**Required work:**
Write out the records below once more, exactly as they stand.
—————
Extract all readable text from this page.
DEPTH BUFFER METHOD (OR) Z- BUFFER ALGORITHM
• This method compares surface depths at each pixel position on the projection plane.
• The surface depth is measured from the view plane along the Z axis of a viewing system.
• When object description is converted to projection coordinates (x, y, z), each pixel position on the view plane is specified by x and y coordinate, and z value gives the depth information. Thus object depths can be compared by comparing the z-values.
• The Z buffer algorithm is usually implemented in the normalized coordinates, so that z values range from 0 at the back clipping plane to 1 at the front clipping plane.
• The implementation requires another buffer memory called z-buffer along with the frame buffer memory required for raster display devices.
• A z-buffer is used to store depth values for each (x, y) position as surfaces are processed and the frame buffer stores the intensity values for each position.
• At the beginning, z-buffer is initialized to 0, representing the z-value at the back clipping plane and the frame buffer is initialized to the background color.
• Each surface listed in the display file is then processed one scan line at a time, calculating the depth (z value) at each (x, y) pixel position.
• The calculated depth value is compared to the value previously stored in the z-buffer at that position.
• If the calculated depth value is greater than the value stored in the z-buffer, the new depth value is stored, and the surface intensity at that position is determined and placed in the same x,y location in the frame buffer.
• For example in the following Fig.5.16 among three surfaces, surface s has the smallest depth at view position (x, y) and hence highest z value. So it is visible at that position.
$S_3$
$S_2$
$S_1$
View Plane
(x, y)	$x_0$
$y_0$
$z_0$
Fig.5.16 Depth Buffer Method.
—————
**Correct result:**
Extract all readable text from this page.
DEPTH BUFFER METHOD (OR) Z- BUFFER ALGORITHM
• This method compares surface depths at each pixel position on the projection plane.
• The surface depth is measured from the view plane along the Z axis of a viewing system.
• When object description is converted to projection coordinates (x, y, z), each pixel position on the view plane is specified by x and y coordinate, and z value gives the depth information. Thus object depths can be compared by comparing the z-values.
• The Z buffer algorithm is usually implemented in the normalized coordinates, so that z values range from 0 at the back clipping plane to 1 at the front clipping plane.
• The implementation requires another buffer memory called z-buffer along with the frame buffer memory required for raster display devices.
• A z-buffer is used to store depth values for each (x, y) position as surfaces are processed and the frame buffer stores the intensity values for each position.
• At the beginning, z-buffer is initialized to 0, representing the z-value at the back clipping plane and the frame buffer is initialized to the background color.
• Each surface listed in the display file is then processed one scan line at a time, calculating the depth (z value) at each (x, y) pixel position.
• The calculated depth value is compared to the value previously stored in the z-buffer at that position.
• If the calculated depth value is greater than the value stored in the z-buffer, the new depth value is stored, and the surface intensity at that position is determined and placed in the same x,y location in the frame buffer.
• For example in the following Fig.5.16 among three surfaces, surface s has the smallest depth at view position (x, y) and hence highest z value. So it is visible at that position.
$S_3$
$S_2$
$S_1$
View Plane
(x, y)	$x_0$
$y_0$
$z_0$
Fig.5.16 Depth Buffer Method.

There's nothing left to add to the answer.